Omit every picture, then give all the entries again exactly.

## begin Material for this task

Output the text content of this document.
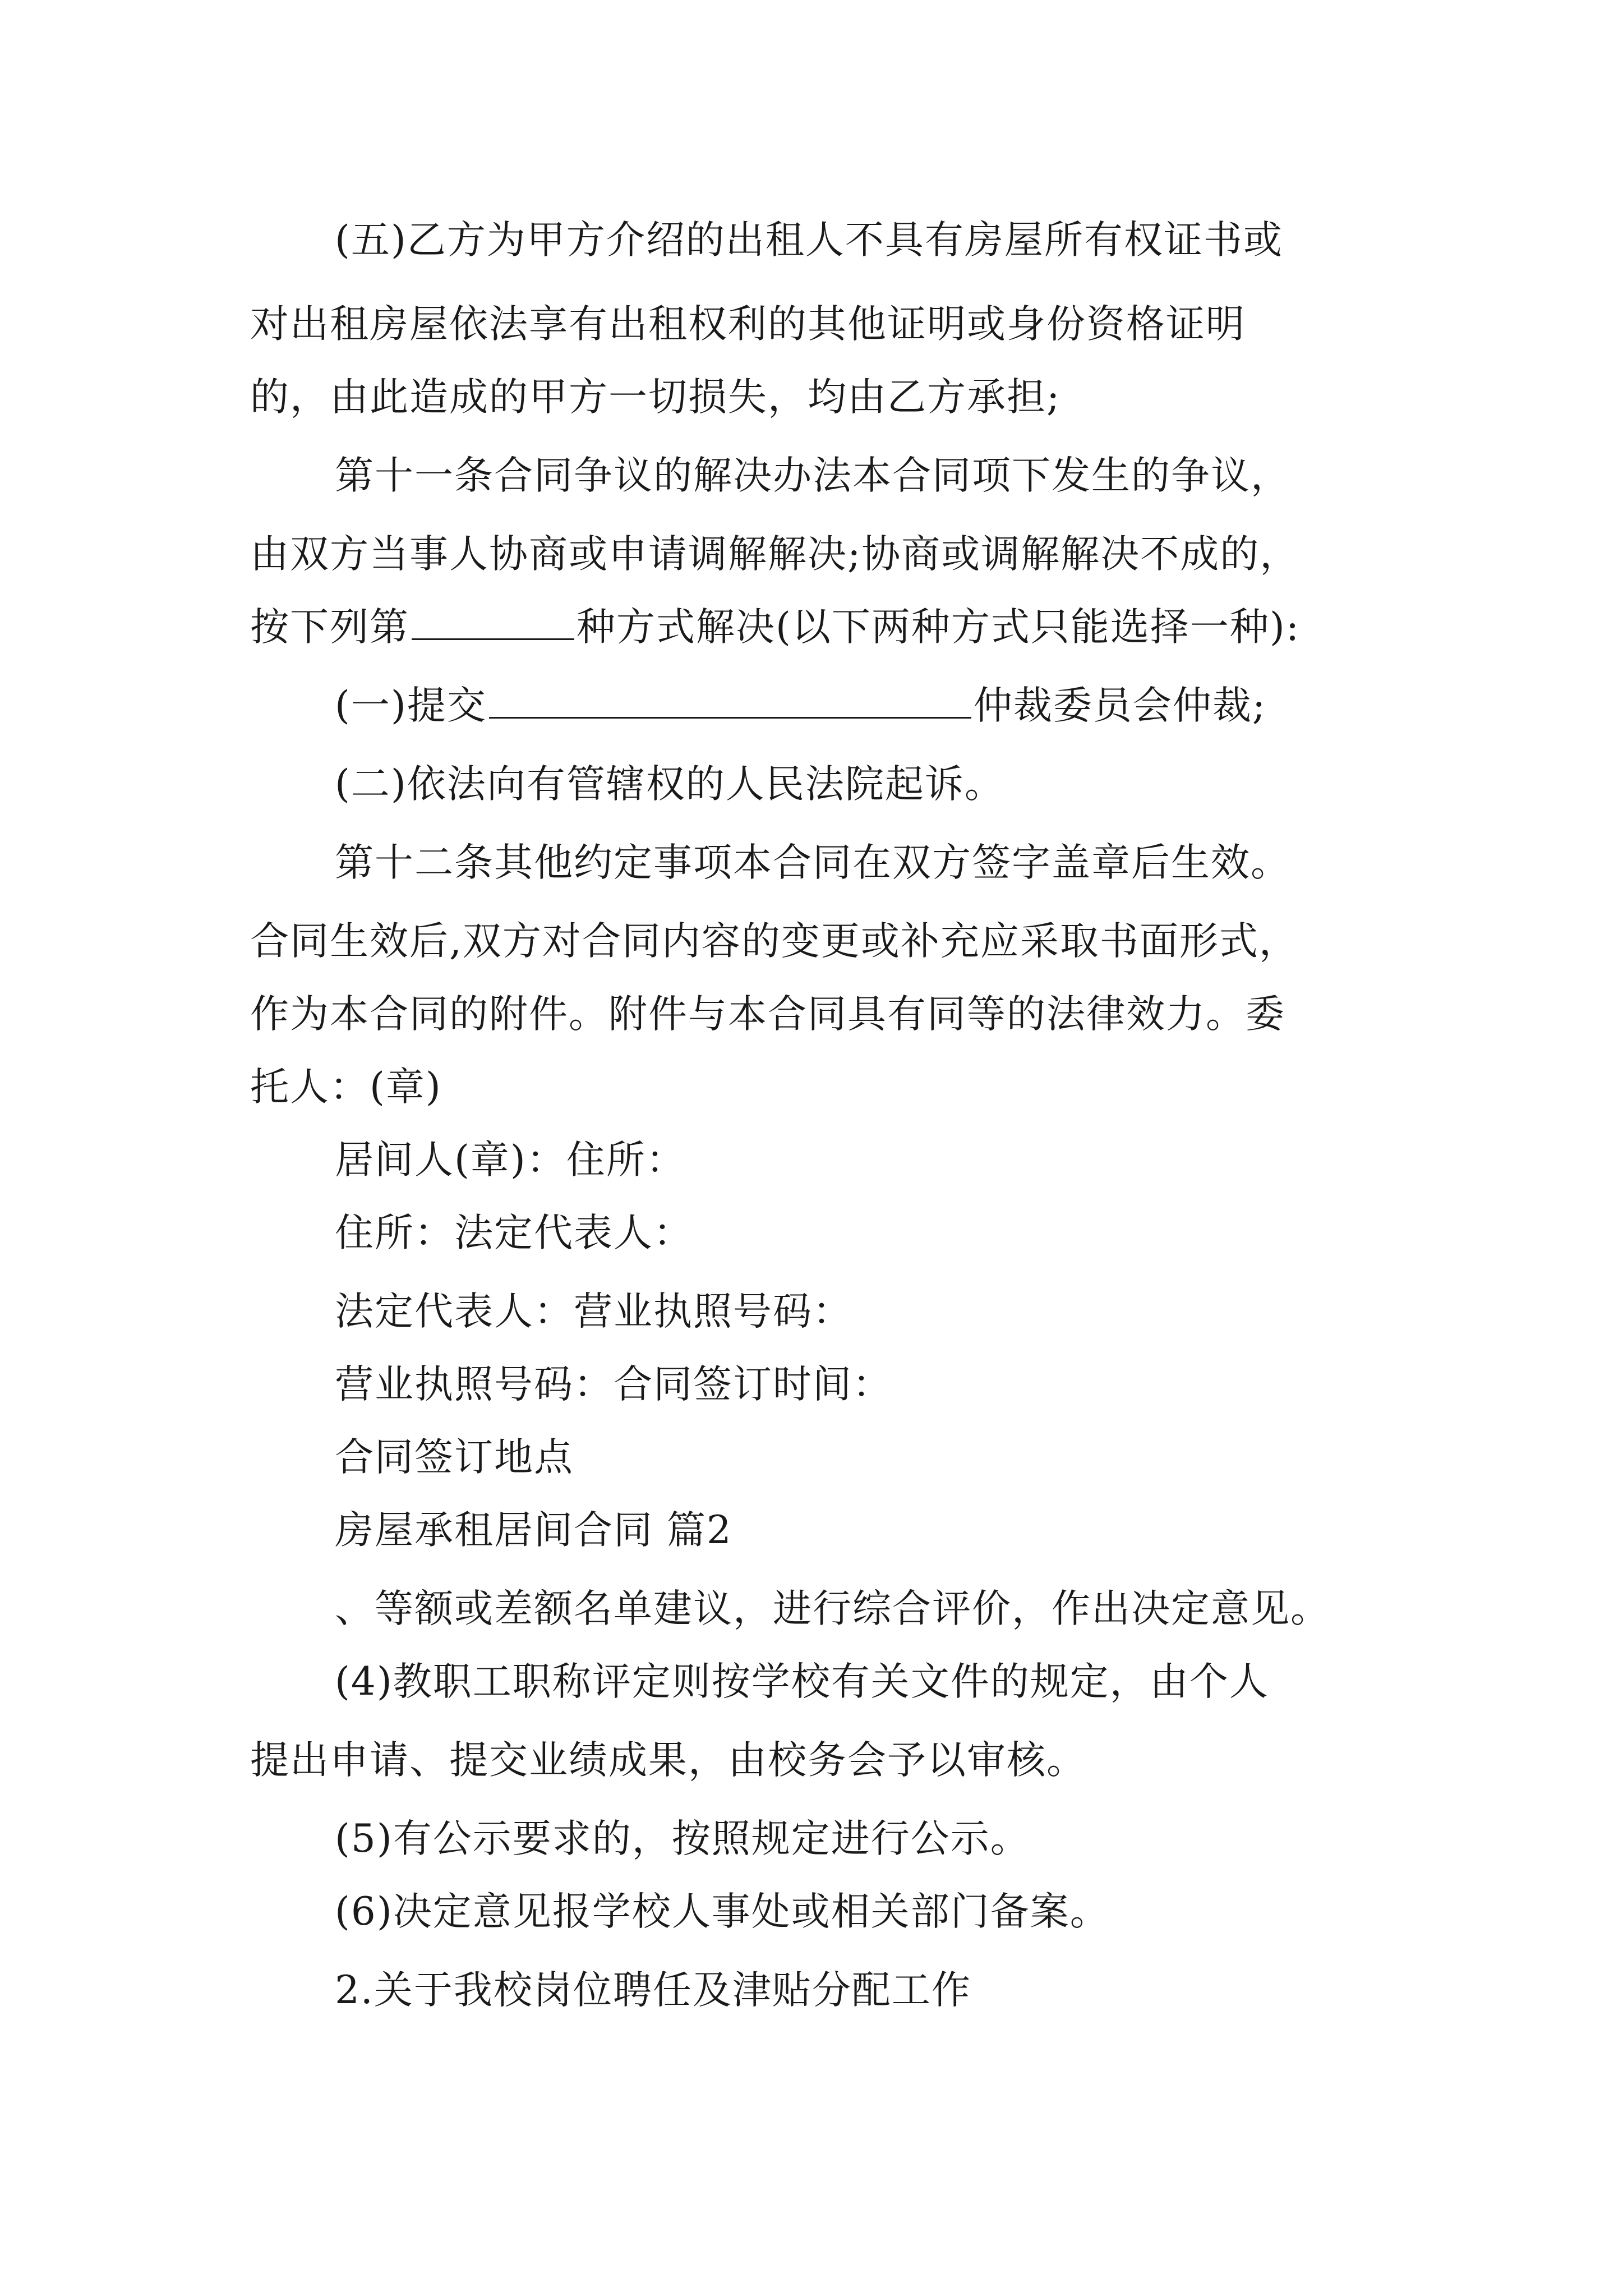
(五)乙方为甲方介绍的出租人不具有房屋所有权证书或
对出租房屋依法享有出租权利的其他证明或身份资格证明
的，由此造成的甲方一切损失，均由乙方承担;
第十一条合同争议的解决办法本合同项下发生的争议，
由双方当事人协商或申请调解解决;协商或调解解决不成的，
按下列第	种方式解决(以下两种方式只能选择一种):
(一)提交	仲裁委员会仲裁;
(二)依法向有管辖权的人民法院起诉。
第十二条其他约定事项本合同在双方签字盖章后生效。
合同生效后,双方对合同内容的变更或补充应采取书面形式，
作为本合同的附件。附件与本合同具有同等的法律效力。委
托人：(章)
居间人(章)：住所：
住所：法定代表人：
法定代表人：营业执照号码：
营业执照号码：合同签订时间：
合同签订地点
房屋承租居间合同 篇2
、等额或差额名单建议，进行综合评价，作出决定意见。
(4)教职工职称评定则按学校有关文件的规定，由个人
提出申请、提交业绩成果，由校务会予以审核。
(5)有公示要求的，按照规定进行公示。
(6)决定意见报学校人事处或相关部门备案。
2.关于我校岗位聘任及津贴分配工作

## end Material for this task

• Task output:
Output the text content of this document.
(五)乙方为甲方介绍的出租人不具有房屋所有权证书或
对出租房屋依法享有出租权利的其他证明或身份资格证明
的，由此造成的甲方一切损失，均由乙方承担;
第十一条合同争议的解决办法本合同项下发生的争议，
由双方当事人协商或申请调解解决;协商或调解解决不成的，
按下列第	种方式解决(以下两种方式只能选择一种):
(一)提交	仲裁委员会仲裁;
(二)依法向有管辖权的人民法院起诉。
第十二条其他约定事项本合同在双方签字盖章后生效。
合同生效后,双方对合同内容的变更或补充应采取书面形式，
作为本合同的附件。附件与本合同具有同等的法律效力。委
托人：(章)
居间人(章)：住所：
住所：法定代表人：
法定代表人：营业执照号码：
营业执照号码：合同签订时间：
合同签订地点
房屋承租居间合同 篇2
、等额或差额名单建议，进行综合评价，作出决定意见。
(4)教职工职称评定则按学校有关文件的规定，由个人
提出申请、提交业绩成果，由校务会予以审核。
(5)有公示要求的，按照规定进行公示。
(6)决定意见报学校人事处或相关部门备案。
2.关于我校岗位聘任及津贴分配工作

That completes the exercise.